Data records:

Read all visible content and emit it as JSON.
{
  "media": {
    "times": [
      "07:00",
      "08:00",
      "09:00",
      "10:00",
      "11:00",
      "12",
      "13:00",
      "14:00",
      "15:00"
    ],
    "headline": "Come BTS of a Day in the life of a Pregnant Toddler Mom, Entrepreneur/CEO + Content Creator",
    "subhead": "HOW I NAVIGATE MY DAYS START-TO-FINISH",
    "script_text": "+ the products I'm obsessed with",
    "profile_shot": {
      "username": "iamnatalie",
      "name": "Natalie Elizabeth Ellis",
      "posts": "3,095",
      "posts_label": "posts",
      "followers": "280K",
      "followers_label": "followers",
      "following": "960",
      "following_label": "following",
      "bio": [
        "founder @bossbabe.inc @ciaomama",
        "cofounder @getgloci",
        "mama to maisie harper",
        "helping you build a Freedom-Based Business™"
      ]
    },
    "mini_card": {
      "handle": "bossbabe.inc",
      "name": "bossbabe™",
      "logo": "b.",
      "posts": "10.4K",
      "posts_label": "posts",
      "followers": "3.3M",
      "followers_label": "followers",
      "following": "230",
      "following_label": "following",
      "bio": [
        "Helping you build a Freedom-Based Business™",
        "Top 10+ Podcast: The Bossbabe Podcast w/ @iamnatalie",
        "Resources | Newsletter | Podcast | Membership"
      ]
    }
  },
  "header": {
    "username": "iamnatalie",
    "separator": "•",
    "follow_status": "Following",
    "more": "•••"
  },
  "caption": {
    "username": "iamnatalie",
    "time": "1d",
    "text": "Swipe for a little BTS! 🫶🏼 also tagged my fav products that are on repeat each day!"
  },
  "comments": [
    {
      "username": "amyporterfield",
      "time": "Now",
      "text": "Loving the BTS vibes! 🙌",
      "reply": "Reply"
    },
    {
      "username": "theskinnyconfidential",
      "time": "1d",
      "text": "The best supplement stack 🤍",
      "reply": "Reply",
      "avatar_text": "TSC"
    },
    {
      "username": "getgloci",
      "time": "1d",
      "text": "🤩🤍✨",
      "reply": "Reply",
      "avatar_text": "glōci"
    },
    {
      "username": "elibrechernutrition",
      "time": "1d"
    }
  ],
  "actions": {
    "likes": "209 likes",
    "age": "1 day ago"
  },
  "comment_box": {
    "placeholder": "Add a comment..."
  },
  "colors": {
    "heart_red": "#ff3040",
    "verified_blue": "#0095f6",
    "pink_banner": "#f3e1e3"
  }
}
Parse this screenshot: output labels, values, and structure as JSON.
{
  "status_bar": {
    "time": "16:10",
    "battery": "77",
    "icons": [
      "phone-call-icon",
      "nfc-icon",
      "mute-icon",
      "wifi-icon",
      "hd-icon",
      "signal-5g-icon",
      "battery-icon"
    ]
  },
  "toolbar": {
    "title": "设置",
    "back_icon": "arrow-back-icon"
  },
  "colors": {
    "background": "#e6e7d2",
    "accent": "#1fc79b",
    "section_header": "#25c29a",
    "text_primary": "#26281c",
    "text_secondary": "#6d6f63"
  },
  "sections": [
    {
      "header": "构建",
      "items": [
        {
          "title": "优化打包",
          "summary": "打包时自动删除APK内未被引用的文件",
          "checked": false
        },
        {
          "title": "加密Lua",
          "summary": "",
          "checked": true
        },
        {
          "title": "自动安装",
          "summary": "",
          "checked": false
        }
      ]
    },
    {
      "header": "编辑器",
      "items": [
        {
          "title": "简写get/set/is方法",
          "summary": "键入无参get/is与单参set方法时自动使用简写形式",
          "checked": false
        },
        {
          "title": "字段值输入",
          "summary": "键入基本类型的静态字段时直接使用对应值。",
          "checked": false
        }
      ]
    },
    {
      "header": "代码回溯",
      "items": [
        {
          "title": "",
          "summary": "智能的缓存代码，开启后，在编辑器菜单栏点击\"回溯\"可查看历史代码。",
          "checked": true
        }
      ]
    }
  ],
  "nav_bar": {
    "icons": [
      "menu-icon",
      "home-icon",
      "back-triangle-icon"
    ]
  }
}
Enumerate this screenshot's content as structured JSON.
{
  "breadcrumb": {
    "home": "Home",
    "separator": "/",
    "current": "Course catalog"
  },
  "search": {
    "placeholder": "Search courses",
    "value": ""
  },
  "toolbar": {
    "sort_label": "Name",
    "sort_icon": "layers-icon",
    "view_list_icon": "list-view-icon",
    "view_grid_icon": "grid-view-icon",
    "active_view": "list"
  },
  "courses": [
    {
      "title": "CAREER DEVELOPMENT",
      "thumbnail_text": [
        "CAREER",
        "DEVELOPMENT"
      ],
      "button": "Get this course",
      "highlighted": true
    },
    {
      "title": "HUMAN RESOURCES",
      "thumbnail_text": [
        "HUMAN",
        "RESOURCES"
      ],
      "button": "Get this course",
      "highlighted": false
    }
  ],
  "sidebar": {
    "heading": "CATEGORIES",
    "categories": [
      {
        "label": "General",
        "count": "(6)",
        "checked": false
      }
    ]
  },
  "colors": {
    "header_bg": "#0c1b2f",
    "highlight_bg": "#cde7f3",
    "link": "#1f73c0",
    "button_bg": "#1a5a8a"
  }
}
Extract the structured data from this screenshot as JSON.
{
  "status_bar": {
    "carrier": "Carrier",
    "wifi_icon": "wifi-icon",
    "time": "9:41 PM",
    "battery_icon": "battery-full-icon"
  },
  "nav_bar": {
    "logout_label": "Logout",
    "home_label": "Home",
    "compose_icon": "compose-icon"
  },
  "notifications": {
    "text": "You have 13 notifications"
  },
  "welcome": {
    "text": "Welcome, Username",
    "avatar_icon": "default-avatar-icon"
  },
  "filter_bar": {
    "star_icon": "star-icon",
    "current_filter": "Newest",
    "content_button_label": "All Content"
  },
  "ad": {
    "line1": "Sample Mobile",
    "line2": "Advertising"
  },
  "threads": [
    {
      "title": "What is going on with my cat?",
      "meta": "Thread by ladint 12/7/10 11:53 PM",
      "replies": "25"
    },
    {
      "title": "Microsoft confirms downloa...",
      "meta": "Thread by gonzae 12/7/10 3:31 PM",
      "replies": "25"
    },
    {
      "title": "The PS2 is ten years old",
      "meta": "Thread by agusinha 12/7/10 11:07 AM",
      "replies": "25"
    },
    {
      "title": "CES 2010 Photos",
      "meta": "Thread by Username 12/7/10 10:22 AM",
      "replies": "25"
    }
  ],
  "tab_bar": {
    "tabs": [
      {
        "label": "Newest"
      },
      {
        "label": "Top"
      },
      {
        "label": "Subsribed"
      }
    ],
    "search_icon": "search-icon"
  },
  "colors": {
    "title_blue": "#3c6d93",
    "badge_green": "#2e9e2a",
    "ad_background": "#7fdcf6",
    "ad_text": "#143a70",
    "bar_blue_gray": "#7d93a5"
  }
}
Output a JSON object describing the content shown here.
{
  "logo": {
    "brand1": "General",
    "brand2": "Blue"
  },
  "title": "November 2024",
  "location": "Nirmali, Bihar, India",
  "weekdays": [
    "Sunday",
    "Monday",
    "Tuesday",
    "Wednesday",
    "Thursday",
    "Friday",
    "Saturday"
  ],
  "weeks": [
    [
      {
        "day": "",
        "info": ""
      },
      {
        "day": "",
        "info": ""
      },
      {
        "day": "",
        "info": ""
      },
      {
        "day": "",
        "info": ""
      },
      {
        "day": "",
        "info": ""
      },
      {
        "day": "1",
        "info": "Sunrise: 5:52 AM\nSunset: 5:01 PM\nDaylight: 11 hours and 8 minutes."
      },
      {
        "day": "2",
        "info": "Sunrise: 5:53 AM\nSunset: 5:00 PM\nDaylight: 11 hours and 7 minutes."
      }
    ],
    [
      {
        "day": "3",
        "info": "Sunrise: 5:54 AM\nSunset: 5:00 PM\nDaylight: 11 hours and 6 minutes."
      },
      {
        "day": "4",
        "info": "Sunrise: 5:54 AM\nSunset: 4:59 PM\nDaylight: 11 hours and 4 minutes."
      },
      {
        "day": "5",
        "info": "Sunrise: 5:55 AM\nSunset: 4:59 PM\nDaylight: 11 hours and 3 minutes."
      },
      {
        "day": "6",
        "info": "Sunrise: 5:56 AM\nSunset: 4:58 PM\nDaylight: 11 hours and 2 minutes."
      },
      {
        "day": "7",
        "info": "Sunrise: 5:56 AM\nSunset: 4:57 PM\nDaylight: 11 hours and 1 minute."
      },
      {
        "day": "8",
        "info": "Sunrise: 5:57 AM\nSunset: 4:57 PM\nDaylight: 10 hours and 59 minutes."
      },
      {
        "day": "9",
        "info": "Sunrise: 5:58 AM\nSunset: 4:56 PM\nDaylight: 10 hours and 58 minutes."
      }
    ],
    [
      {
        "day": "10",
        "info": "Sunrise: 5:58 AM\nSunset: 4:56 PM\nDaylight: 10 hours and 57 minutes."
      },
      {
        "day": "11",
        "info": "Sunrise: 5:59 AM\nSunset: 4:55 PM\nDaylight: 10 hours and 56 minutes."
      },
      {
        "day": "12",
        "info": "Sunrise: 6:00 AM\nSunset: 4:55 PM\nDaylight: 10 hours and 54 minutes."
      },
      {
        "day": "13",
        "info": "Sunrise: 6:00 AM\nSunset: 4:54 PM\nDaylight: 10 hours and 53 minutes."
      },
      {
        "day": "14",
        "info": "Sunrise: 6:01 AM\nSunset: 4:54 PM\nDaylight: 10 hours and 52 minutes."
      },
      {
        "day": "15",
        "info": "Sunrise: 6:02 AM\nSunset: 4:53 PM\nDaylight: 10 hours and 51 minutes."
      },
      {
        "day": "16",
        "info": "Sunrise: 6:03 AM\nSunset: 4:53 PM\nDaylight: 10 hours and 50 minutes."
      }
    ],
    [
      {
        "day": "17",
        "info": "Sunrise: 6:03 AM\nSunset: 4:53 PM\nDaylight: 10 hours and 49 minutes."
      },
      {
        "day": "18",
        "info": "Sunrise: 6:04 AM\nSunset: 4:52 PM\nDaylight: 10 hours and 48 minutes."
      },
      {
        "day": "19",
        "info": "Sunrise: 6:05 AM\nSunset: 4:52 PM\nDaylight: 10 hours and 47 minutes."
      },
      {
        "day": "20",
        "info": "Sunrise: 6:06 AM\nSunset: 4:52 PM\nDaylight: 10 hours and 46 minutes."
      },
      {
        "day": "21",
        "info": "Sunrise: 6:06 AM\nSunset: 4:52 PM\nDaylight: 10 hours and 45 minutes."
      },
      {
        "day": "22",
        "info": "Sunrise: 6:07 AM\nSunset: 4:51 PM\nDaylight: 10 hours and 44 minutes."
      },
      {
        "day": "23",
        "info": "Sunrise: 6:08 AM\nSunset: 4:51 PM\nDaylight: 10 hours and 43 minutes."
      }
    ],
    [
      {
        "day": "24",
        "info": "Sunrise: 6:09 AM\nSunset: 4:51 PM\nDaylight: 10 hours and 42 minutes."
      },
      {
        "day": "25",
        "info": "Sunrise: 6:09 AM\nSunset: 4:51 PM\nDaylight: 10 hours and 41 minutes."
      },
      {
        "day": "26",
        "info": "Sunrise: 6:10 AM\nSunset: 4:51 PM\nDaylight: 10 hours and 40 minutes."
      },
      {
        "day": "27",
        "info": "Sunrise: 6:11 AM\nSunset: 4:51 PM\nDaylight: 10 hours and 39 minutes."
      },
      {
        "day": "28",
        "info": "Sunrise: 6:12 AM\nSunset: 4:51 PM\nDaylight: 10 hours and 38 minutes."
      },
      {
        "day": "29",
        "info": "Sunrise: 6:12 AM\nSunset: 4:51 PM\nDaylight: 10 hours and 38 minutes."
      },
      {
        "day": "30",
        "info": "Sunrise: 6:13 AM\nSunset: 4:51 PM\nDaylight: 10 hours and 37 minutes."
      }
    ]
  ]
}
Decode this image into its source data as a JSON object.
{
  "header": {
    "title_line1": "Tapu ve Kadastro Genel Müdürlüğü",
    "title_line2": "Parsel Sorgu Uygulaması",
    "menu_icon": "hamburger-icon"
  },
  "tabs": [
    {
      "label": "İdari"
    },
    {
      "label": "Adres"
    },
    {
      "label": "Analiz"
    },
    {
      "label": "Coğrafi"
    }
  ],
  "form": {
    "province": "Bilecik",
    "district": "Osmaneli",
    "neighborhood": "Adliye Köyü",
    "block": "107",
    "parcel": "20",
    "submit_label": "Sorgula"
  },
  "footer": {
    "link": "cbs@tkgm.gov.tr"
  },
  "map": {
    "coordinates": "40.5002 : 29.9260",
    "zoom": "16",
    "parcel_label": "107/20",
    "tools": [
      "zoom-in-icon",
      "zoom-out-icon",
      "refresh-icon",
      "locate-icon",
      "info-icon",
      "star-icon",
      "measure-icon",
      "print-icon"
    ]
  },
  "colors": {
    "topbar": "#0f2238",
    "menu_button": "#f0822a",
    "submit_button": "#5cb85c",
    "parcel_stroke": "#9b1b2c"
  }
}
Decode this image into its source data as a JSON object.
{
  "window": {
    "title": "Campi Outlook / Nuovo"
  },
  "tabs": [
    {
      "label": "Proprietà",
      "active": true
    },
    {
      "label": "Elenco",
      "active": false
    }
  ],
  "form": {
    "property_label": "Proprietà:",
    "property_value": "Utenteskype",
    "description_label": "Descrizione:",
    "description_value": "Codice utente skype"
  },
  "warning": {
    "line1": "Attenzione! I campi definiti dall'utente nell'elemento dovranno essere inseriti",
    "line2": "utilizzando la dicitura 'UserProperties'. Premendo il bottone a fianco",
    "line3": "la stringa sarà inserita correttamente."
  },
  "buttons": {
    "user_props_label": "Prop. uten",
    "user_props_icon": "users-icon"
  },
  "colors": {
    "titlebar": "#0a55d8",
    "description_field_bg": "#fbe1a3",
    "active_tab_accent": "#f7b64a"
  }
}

Directions for this task: Pick every line with "courses" in it and copy it.

Result for this task:
    "placeholder": "Search courses",
  "courses": [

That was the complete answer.